=== Input data ===

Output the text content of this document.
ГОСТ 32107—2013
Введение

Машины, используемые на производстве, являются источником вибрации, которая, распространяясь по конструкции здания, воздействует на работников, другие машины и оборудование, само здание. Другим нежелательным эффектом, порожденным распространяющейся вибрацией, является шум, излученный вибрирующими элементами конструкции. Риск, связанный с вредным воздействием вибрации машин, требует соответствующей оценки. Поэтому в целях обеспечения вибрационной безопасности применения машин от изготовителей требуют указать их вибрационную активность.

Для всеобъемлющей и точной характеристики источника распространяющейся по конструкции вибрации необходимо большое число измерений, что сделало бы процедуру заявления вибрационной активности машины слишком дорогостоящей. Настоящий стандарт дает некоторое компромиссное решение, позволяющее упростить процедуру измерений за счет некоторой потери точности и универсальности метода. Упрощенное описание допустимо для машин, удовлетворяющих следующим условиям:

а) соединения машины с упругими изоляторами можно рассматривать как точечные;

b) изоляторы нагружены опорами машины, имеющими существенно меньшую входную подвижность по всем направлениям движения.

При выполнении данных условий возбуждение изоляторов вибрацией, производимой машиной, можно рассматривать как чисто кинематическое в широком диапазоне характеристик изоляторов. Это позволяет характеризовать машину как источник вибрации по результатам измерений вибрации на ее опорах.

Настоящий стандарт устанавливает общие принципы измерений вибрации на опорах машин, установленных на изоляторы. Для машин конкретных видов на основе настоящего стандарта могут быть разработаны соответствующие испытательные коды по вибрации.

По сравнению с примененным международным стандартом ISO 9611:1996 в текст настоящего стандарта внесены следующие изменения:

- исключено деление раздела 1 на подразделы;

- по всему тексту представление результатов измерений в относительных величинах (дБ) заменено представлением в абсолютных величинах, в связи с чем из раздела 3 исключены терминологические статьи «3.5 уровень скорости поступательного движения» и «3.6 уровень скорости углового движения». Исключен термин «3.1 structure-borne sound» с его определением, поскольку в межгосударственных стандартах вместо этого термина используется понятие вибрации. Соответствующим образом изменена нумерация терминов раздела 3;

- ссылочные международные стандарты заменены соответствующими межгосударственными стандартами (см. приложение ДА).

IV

===

- Prompt -
Reproduce each line verbatim.

- Task output -
Output the text content of this document.
ГОСТ 32107—2013
Введение

Машины, используемые на производстве, являются источником вибрации, которая, распространяясь по конструкции здания, воздействует на работников, другие машины и оборудование, само здание. Другим нежелательным эффектом, порожденным распространяющейся вибрацией, является шум, излученный вибрирующими элементами конструкции. Риск, связанный с вредным воздействием вибрации машин, требует соответствующей оценки. Поэтому в целях обеспечения вибрационной безопасности применения машин от изготовителей требуют указать их вибрационную активность.

Для всеобъемлющей и точной характеристики источника распространяющейся по конструкции вибрации необходимо большое число измерений, что сделало бы процедуру заявления вибрационной активности машины слишком дорогостоящей. Настоящий стандарт дает некоторое компромиссное решение, позволяющее упростить процедуру измерений за счет некоторой потери точности и универсальности метода. Упрощенное описание допустимо для машин, удовлетворяющих следующим условиям:

а) соединения машины с упругими изоляторами можно рассматривать как точечные;

b) изоляторы нагружены опорами машины, имеющими существенно меньшую входную подвижность по всем направлениям движения.

При выполнении данных условий возбуждение изоляторов вибрацией, производимой машиной, можно рассматривать как чисто кинематическое в широком диапазоне характеристик изоляторов. Это позволяет характеризовать машину как источник вибрации по результатам измерений вибрации на ее опорах.

Настоящий стандарт устанавливает общие принципы измерений вибрации на опорах машин, установленных на изоляторы. Для машин конкретных видов на основе настоящего стандарта могут быть разработаны соответствующие испытательные коды по вибрации.

По сравнению с примененным международным стандартом ISO 9611:1996 в текст настоящего стандарта внесены следующие изменения:

- исключено деление раздела 1 на подразделы;

- по всему тексту представление результатов измерений в относительных величинах (дБ) заменено представлением в абсолютных величинах, в связи с чем из раздела 3 исключены терминологические статьи «3.5 уровень скорости поступательного движения» и «3.6 уровень скорости углового движения». Исключен термин «3.1 structure-borne sound» с его определением, поскольку в межгосударственных стандартах вместо этого термина используется понятие вибрации. Соответствующим образом изменена нумерация терминов раздела 3;

- ссылочные международные стандарты заменены соответствующими межгосударственными стандартами (см. приложение ДА).

IV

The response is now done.